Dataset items
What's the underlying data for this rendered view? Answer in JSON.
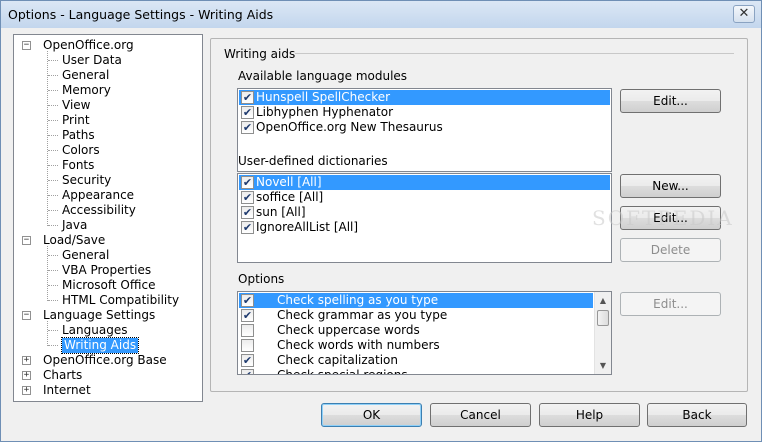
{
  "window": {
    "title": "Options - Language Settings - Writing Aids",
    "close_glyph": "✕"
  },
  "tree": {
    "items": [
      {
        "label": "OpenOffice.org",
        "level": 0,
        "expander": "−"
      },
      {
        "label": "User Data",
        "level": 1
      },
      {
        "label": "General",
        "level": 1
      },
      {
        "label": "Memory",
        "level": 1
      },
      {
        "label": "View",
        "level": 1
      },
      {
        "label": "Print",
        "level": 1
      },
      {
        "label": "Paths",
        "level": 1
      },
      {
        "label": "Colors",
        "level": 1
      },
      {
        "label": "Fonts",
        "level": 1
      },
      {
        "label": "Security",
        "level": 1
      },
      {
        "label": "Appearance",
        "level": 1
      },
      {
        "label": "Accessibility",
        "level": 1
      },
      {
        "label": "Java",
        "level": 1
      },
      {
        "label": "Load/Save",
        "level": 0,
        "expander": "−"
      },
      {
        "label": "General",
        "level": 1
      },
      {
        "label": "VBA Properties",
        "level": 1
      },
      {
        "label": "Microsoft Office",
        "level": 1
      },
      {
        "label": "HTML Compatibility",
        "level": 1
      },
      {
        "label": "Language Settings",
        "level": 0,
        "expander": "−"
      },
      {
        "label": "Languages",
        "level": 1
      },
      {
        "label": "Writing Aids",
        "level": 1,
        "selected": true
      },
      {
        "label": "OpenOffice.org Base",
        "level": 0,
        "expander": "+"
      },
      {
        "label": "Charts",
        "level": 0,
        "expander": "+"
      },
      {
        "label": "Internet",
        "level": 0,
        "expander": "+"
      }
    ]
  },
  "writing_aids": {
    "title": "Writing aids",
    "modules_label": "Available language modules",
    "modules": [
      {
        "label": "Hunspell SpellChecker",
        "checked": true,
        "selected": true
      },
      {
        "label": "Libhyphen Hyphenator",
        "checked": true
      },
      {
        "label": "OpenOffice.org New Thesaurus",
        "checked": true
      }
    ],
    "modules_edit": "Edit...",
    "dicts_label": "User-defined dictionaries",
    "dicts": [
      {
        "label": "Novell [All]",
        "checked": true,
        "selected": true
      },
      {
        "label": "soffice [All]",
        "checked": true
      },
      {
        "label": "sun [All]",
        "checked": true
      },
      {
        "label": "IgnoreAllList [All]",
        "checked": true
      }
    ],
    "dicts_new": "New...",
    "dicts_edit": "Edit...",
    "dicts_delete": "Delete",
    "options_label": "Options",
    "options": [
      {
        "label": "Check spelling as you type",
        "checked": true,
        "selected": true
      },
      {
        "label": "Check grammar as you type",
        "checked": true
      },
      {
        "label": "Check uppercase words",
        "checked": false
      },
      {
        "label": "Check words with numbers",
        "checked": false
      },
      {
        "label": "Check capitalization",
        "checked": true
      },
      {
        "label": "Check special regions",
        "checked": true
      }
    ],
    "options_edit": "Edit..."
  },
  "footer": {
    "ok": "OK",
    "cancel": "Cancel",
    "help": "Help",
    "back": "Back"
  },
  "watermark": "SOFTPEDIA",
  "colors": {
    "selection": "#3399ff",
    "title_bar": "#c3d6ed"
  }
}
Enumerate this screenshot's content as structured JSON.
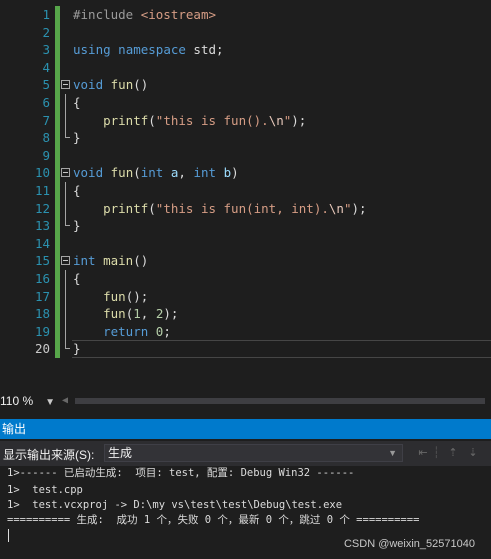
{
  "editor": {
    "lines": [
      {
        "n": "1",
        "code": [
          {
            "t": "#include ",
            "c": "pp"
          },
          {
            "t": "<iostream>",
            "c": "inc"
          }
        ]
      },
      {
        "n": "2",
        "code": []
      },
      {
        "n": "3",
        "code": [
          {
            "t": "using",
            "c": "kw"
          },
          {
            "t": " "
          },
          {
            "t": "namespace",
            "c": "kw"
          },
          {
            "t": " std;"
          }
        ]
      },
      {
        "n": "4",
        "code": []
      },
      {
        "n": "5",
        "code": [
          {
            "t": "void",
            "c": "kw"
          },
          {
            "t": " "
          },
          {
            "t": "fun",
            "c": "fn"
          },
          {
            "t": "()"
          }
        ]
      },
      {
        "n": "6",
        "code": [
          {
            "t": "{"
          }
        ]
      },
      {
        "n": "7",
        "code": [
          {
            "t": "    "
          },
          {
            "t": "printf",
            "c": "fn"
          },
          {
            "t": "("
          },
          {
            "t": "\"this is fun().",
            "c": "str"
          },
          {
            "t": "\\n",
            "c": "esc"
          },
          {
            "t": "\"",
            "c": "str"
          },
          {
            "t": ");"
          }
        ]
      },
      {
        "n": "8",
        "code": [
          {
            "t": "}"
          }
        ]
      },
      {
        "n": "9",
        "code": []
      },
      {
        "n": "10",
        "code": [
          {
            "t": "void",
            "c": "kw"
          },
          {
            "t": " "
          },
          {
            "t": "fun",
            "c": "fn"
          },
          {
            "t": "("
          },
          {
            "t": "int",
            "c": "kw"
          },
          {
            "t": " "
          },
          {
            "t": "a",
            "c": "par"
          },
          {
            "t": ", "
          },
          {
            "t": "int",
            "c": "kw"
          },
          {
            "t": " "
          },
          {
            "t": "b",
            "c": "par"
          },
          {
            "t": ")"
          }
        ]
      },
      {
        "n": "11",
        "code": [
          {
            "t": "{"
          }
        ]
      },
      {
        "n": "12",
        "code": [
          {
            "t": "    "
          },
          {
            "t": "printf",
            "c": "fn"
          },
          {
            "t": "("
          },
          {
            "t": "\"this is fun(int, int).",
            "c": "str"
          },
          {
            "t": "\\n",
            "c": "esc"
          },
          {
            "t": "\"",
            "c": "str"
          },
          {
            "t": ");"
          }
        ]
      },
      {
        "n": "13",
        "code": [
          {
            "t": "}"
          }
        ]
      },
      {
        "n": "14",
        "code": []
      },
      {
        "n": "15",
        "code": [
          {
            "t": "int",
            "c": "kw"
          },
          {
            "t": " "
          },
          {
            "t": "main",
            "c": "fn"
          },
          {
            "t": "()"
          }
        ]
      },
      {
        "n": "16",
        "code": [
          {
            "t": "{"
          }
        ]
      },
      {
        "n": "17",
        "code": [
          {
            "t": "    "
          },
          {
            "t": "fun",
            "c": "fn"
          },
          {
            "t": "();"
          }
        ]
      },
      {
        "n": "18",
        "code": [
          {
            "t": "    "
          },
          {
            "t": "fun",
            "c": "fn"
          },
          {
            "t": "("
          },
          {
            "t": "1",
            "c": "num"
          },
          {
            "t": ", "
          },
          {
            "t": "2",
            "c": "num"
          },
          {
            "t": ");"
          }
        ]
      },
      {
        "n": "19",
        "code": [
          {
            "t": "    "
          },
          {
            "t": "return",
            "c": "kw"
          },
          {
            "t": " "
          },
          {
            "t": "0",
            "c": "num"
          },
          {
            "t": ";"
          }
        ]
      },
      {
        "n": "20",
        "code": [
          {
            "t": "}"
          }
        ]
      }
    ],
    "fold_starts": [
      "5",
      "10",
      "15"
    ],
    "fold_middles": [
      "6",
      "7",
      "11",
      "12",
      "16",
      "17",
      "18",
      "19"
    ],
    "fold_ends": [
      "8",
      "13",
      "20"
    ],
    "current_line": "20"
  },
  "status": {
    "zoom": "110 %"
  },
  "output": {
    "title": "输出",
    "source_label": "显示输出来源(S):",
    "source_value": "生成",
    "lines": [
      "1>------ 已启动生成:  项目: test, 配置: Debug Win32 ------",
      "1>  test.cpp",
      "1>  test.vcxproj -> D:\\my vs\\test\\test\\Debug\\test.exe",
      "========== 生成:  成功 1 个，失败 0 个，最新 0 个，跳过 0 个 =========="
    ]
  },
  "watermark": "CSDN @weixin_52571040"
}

## TASK GOAL:
The records above need to be given again exactly. Omit the pictures.

## RIGHT ANSWER:
What's the underlying data for this rendered view? Answer in JSON.
{
  "window": {
    "title": "Options - Language Settings - Writing Aids",
    "close_glyph": "✕"
  },
  "tree": {
    "items": [
      {
        "label": "OpenOffice.org",
        "level": 0,
        "expander": "−"
      },
      {
        "label": "User Data",
        "level": 1
      },
      {
        "label": "General",
        "level": 1
      },
      {
        "label": "Memory",
        "level": 1
      },
      {
        "label": "View",
        "level": 1
      },
      {
        "label": "Print",
        "level": 1
      },
      {
        "label": "Paths",
        "level": 1
      },
      {
        "label": "Colors",
        "level": 1
      },
      {
        "label": "Fonts",
        "level": 1
      },
      {
        "label": "Security",
        "level": 1
      },
      {
        "label": "Appearance",
        "level": 1
      },
      {
        "label": "Accessibility",
        "level": 1
      },
      {
        "label": "Java",
        "level": 1
      },
      {
        "label": "Load/Save",
        "level": 0,
        "expander": "−"
      },
      {
        "label": "General",
        "level": 1
      },
      {
        "label": "VBA Properties",
        "level": 1
      },
      {
        "label": "Microsoft Office",
        "level": 1
      },
      {
        "label": "HTML Compatibility",
        "level": 1
      },
      {
        "label": "Language Settings",
        "level": 0,
        "expander": "−"
      },
      {
        "label": "Languages",
        "level": 1
      },
      {
        "label": "Writing Aids",
        "level": 1,
        "selected": true
      },
      {
        "label": "OpenOffice.org Base",
        "level": 0,
        "expander": "+"
      },
      {
        "label": "Charts",
        "level": 0,
        "expander": "+"
      },
      {
        "label": "Internet",
        "level": 0,
        "expander": "+"
      }
    ]
  },
  "writing_aids": {
    "title": "Writing aids",
    "modules_label": "Available language modules",
    "modules": [
      {
        "label": "Hunspell SpellChecker",
        "checked": true,
        "selected": true
      },
      {
        "label": "Libhyphen Hyphenator",
        "checked": true
      },
      {
        "label": "OpenOffice.org New Thesaurus",
        "checked": true
      }
    ],
    "modules_edit": "Edit...",
    "dicts_label": "User-defined dictionaries",
    "dicts": [
      {
        "label": "Novell [All]",
        "checked": true,
        "selected": true
      },
      {
        "label": "soffice [All]",
        "checked": true
      },
      {
        "label": "sun [All]",
        "checked": true
      },
      {
        "label": "IgnoreAllList [All]",
        "checked": true
      }
    ],
    "dicts_new": "New...",
    "dicts_edit": "Edit...",
    "dicts_delete": "Delete",
    "options_label": "Options",
    "options": [
      {
        "label": "Check spelling as you type",
        "checked": true,
        "selected": true
      },
      {
        "label": "Check grammar as you type",
        "checked": true
      },
      {
        "label": "Check uppercase words",
        "checked": false
      },
      {
        "label": "Check words with numbers",
        "checked": false
      },
      {
        "label": "Check capitalization",
        "checked": true
      },
      {
        "label": "Check special regions",
        "checked": true
      }
    ],
    "options_edit": "Edit..."
  },
  "footer": {
    "ok": "OK",
    "cancel": "Cancel",
    "help": "Help",
    "back": "Back"
  },
  "watermark": "SOFTPEDIA",
  "colors": {
    "selection": "#3399ff",
    "title_bar": "#c3d6ed"
  }
}
Enumerate this screenshot's content as structured JSON.
{
  "editor": {
    "lines": [
      {
        "n": "1",
        "code": [
          {
            "t": "#include ",
            "c": "pp"
          },
          {
            "t": "<iostream>",
            "c": "inc"
          }
        ]
      },
      {
        "n": "2",
        "code": []
      },
      {
        "n": "3",
        "code": [
          {
            "t": "using",
            "c": "kw"
          },
          {
            "t": " "
          },
          {
            "t": "namespace",
            "c": "kw"
          },
          {
            "t": " std;"
          }
        ]
      },
      {
        "n": "4",
        "code": []
      },
      {
        "n": "5",
        "code": [
          {
            "t": "void",
            "c": "kw"
          },
          {
            "t": " "
          },
          {
            "t": "fun",
            "c": "fn"
          },
          {
            "t": "()"
          }
        ]
      },
      {
        "n": "6",
        "code": [
          {
            "t": "{"
          }
        ]
      },
      {
        "n": "7",
        "code": [
          {
            "t": "    "
          },
          {
            "t": "printf",
            "c": "fn"
          },
          {
            "t": "("
          },
          {
            "t": "\"this is fun().",
            "c": "str"
          },
          {
            "t": "\\n",
            "c": "esc"
          },
          {
            "t": "\"",
            "c": "str"
          },
          {
            "t": ");"
          }
        ]
      },
      {
        "n": "8",
        "code": [
          {
            "t": "}"
          }
        ]
      },
      {
        "n": "9",
        "code": []
      },
      {
        "n": "10",
        "code": [
          {
            "t": "void",
            "c": "kw"
          },
          {
            "t": " "
          },
          {
            "t": "fun",
            "c": "fn"
          },
          {
            "t": "("
          },
          {
            "t": "int",
            "c": "kw"
          },
          {
            "t": " "
          },
          {
            "t": "a",
            "c": "par"
          },
          {
            "t": ", "
          },
          {
            "t": "int",
            "c": "kw"
          },
          {
            "t": " "
          },
          {
            "t": "b",
            "c": "par"
          },
          {
            "t": ")"
          }
        ]
      },
      {
        "n": "11",
        "code": [
          {
            "t": "{"
          }
        ]
      },
      {
        "n": "12",
        "code": [
          {
            "t": "    "
          },
          {
            "t": "printf",
            "c": "fn"
          },
          {
            "t": "("
          },
          {
            "t": "\"this is fun(int, int).",
            "c": "str"
          },
          {
            "t": "\\n",
            "c": "esc"
          },
          {
            "t": "\"",
            "c": "str"
          },
          {
            "t": ");"
          }
        ]
      },
      {
        "n": "13",
        "code": [
          {
            "t": "}"
          }
        ]
      },
      {
        "n": "14",
        "code": []
      },
      {
        "n": "15",
        "code": [
          {
            "t": "int",
            "c": "kw"
          },
          {
            "t": " "
          },
          {
            "t": "main",
            "c": "fn"
          },
          {
            "t": "()"
          }
        ]
      },
      {
        "n": "16",
        "code": [
          {
            "t": "{"
          }
        ]
      },
      {
        "n": "17",
        "code": [
          {
            "t": "    "
          },
          {
            "t": "fun",
            "c": "fn"
          },
          {
            "t": "();"
          }
        ]
      },
      {
        "n": "18",
        "code": [
          {
            "t": "    "
          },
          {
            "t": "fun",
            "c": "fn"
          },
          {
            "t": "("
          },
          {
            "t": "1",
            "c": "num"
          },
          {
            "t": ", "
          },
          {
            "t": "2",
            "c": "num"
          },
          {
            "t": ");"
          }
        ]
      },
      {
        "n": "19",
        "code": [
          {
            "t": "    "
          },
          {
            "t": "return",
            "c": "kw"
          },
          {
            "t": " "
          },
          {
            "t": "0",
            "c": "num"
          },
          {
            "t": ";"
          }
        ]
      },
      {
        "n": "20",
        "code": [
          {
            "t": "}"
          }
        ]
      }
    ],
    "fold_starts": [
      "5",
      "10",
      "15"
    ],
    "fold_middles": [
      "6",
      "7",
      "11",
      "12",
      "16",
      "17",
      "18",
      "19"
    ],
    "fold_ends": [
      "8",
      "13",
      "20"
    ],
    "current_line": "20"
  },
  "status": {
    "zoom": "110 %"
  },
  "output": {
    "title": "输出",
    "source_label": "显示输出来源(S):",
    "source_value": "生成",
    "lines": [
      "1>------ 已启动生成:  项目: test, 配置: Debug Win32 ------",
      "1>  test.cpp",
      "1>  test.vcxproj -> D:\\my vs\\test\\test\\Debug\\test.exe",
      "========== 生成:  成功 1 个，失败 0 个，最新 0 个，跳过 0 个 =========="
    ]
  },
  "watermark": "CSDN @weixin_52571040"
}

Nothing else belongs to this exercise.